# Set exercise
Skip the pictures. Copy all the rest of the records down exactly.

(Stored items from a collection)
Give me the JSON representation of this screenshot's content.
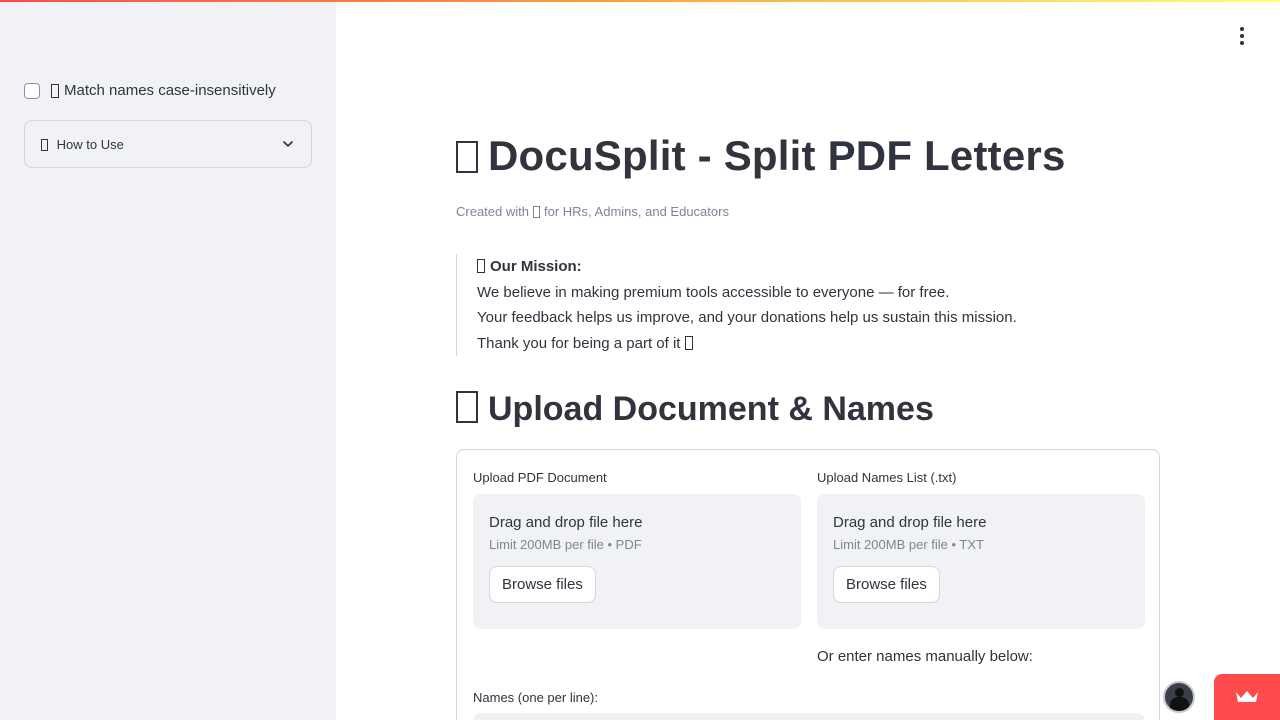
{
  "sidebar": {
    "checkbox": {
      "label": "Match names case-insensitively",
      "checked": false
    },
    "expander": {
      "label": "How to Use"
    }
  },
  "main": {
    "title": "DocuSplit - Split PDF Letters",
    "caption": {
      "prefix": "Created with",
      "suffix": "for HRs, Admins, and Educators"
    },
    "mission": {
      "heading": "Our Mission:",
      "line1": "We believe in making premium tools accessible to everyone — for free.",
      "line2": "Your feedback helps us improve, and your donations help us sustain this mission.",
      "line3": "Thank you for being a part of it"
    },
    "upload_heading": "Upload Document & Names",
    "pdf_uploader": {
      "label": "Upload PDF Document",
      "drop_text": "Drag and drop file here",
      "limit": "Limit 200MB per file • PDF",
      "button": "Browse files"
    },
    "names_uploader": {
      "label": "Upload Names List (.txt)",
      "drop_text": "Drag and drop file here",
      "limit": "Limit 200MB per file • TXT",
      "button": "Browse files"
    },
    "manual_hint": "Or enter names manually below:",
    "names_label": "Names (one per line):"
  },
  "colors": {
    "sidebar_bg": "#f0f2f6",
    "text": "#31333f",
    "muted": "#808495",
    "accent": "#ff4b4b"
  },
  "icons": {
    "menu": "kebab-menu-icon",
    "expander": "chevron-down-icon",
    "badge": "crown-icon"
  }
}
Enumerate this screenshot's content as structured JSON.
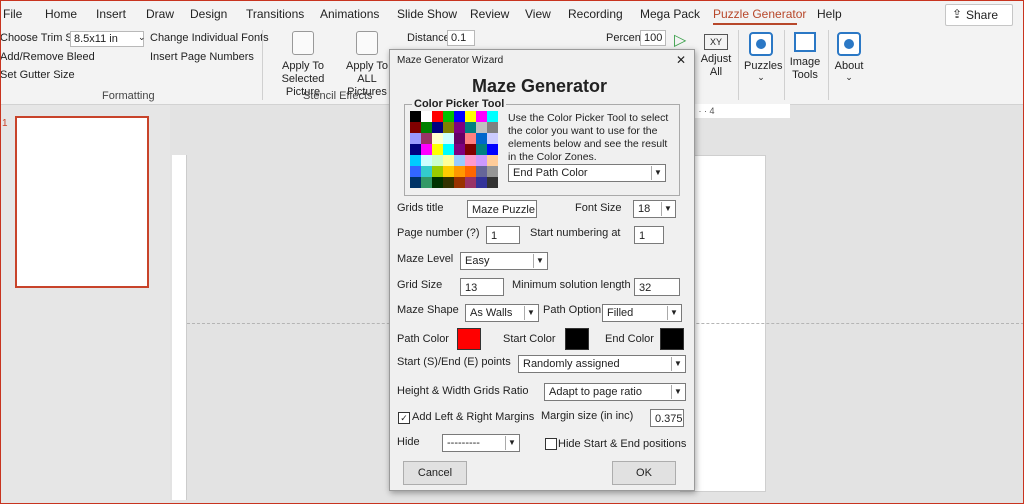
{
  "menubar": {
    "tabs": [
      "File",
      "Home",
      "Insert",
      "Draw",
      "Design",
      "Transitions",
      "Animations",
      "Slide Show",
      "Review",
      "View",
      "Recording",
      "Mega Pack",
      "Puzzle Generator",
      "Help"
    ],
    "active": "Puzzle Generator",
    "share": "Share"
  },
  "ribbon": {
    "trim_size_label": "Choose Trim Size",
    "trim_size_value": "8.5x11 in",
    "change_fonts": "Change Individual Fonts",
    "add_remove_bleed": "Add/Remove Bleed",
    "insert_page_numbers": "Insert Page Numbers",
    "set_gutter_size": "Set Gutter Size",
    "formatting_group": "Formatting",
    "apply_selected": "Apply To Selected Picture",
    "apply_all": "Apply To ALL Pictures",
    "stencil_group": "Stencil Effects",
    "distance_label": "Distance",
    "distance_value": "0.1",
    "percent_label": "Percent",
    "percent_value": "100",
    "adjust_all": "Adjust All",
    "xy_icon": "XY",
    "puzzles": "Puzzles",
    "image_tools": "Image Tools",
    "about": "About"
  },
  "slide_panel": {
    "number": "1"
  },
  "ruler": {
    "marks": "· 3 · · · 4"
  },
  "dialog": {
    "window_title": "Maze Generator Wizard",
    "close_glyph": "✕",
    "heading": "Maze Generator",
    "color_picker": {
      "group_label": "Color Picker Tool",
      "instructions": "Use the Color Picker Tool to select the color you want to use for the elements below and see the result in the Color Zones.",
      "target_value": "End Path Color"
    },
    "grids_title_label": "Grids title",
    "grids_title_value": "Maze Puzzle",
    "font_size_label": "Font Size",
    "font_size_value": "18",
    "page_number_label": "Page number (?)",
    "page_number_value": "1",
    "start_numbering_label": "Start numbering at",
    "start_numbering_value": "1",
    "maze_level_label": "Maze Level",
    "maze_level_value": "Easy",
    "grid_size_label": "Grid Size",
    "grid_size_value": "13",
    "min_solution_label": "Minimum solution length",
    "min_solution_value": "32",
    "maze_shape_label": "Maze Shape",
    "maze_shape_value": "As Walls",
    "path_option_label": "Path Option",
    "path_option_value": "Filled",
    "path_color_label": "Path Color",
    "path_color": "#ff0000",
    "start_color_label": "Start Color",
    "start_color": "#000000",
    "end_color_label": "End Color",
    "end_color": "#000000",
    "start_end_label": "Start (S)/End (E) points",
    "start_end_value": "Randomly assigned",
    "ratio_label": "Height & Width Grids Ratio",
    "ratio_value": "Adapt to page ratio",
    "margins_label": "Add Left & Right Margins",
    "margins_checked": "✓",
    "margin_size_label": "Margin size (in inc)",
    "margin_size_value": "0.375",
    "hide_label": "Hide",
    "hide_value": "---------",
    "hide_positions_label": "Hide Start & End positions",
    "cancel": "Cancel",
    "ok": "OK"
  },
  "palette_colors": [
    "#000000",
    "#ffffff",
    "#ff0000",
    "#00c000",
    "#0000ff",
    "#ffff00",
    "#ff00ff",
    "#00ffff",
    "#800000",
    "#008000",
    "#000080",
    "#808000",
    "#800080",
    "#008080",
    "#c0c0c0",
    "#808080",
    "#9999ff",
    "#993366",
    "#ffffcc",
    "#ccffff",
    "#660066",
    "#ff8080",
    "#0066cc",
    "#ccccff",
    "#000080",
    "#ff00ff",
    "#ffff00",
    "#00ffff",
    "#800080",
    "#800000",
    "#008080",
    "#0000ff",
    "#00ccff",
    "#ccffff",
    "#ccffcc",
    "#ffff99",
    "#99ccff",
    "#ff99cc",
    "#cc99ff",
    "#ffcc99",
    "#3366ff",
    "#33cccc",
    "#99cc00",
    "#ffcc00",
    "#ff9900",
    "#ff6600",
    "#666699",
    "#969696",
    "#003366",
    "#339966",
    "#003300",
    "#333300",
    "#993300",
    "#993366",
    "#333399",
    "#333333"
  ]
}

# Response to this task
Give me the JSON representation of this screenshot's content.
{
  "sidebar": {
    "checkbox": {
      "label": "Match names case-insensitively",
      "checked": false
    },
    "expander": {
      "label": "How to Use"
    }
  },
  "main": {
    "title": "DocuSplit - Split PDF Letters",
    "caption": {
      "prefix": "Created with",
      "suffix": "for HRs, Admins, and Educators"
    },
    "mission": {
      "heading": "Our Mission:",
      "line1": "We believe in making premium tools accessible to everyone — for free.",
      "line2": "Your feedback helps us improve, and your donations help us sustain this mission.",
      "line3": "Thank you for being a part of it"
    },
    "upload_heading": "Upload Document & Names",
    "pdf_uploader": {
      "label": "Upload PDF Document",
      "drop_text": "Drag and drop file here",
      "limit": "Limit 200MB per file • PDF",
      "button": "Browse files"
    },
    "names_uploader": {
      "label": "Upload Names List (.txt)",
      "drop_text": "Drag and drop file here",
      "limit": "Limit 200MB per file • TXT",
      "button": "Browse files"
    },
    "manual_hint": "Or enter names manually below:",
    "names_label": "Names (one per line):"
  },
  "colors": {
    "sidebar_bg": "#f0f2f6",
    "text": "#31333f",
    "muted": "#808495",
    "accent": "#ff4b4b"
  },
  "icons": {
    "menu": "kebab-menu-icon",
    "expander": "chevron-down-icon",
    "badge": "crown-icon"
  }
}
Enumerate this screenshot's content as structured JSON.
{
  "menubar": {
    "tabs": [
      "File",
      "Home",
      "Insert",
      "Draw",
      "Design",
      "Transitions",
      "Animations",
      "Slide Show",
      "Review",
      "View",
      "Recording",
      "Mega Pack",
      "Puzzle Generator",
      "Help"
    ],
    "active": "Puzzle Generator",
    "share": "Share"
  },
  "ribbon": {
    "trim_size_label": "Choose Trim Size",
    "trim_size_value": "8.5x11 in",
    "change_fonts": "Change Individual Fonts",
    "add_remove_bleed": "Add/Remove Bleed",
    "insert_page_numbers": "Insert Page Numbers",
    "set_gutter_size": "Set Gutter Size",
    "formatting_group": "Formatting",
    "apply_selected": "Apply To Selected Picture",
    "apply_all": "Apply To ALL Pictures",
    "stencil_group": "Stencil Effects",
    "distance_label": "Distance",
    "distance_value": "0.1",
    "percent_label": "Percent",
    "percent_value": "100",
    "adjust_all": "Adjust All",
    "xy_icon": "XY",
    "puzzles": "Puzzles",
    "image_tools": "Image Tools",
    "about": "About"
  },
  "slide_panel": {
    "number": "1"
  },
  "ruler": {
    "marks": "· 3 · · · 4"
  },
  "dialog": {
    "window_title": "Maze Generator Wizard",
    "close_glyph": "✕",
    "heading": "Maze Generator",
    "color_picker": {
      "group_label": "Color Picker Tool",
      "instructions": "Use the Color Picker Tool to select the color you want to use for the elements below and see the result in the Color Zones.",
      "target_value": "End Path Color"
    },
    "grids_title_label": "Grids title",
    "grids_title_value": "Maze Puzzle",
    "font_size_label": "Font Size",
    "font_size_value": "18",
    "page_number_label": "Page number (?)",
    "page_number_value": "1",
    "start_numbering_label": "Start numbering at",
    "start_numbering_value": "1",
    "maze_level_label": "Maze Level",
    "maze_level_value": "Easy",
    "grid_size_label": "Grid Size",
    "grid_size_value": "13",
    "min_solution_label": "Minimum solution length",
    "min_solution_value": "32",
    "maze_shape_label": "Maze Shape",
    "maze_shape_value": "As Walls",
    "path_option_label": "Path Option",
    "path_option_value": "Filled",
    "path_color_label": "Path Color",
    "path_color": "#ff0000",
    "start_color_label": "Start Color",
    "start_color": "#000000",
    "end_color_label": "End Color",
    "end_color": "#000000",
    "start_end_label": "Start (S)/End (E) points",
    "start_end_value": "Randomly assigned",
    "ratio_label": "Height & Width Grids Ratio",
    "ratio_value": "Adapt to page ratio",
    "margins_label": "Add Left & Right Margins",
    "margins_checked": "✓",
    "margin_size_label": "Margin size (in inc)",
    "margin_size_value": "0.375",
    "hide_label": "Hide",
    "hide_value": "---------",
    "hide_positions_label": "Hide Start & End positions",
    "cancel": "Cancel",
    "ok": "OK"
  },
  "palette_colors": [
    "#000000",
    "#ffffff",
    "#ff0000",
    "#00c000",
    "#0000ff",
    "#ffff00",
    "#ff00ff",
    "#00ffff",
    "#800000",
    "#008000",
    "#000080",
    "#808000",
    "#800080",
    "#008080",
    "#c0c0c0",
    "#808080",
    "#9999ff",
    "#993366",
    "#ffffcc",
    "#ccffff",
    "#660066",
    "#ff8080",
    "#0066cc",
    "#ccccff",
    "#000080",
    "#ff00ff",
    "#ffff00",
    "#00ffff",
    "#800080",
    "#800000",
    "#008080",
    "#0000ff",
    "#00ccff",
    "#ccffff",
    "#ccffcc",
    "#ffff99",
    "#99ccff",
    "#ff99cc",
    "#cc99ff",
    "#ffcc99",
    "#3366ff",
    "#33cccc",
    "#99cc00",
    "#ffcc00",
    "#ff9900",
    "#ff6600",
    "#666699",
    "#969696",
    "#003366",
    "#339966",
    "#003300",
    "#333300",
    "#993300",
    "#993366",
    "#333399",
    "#333333"
  ]
}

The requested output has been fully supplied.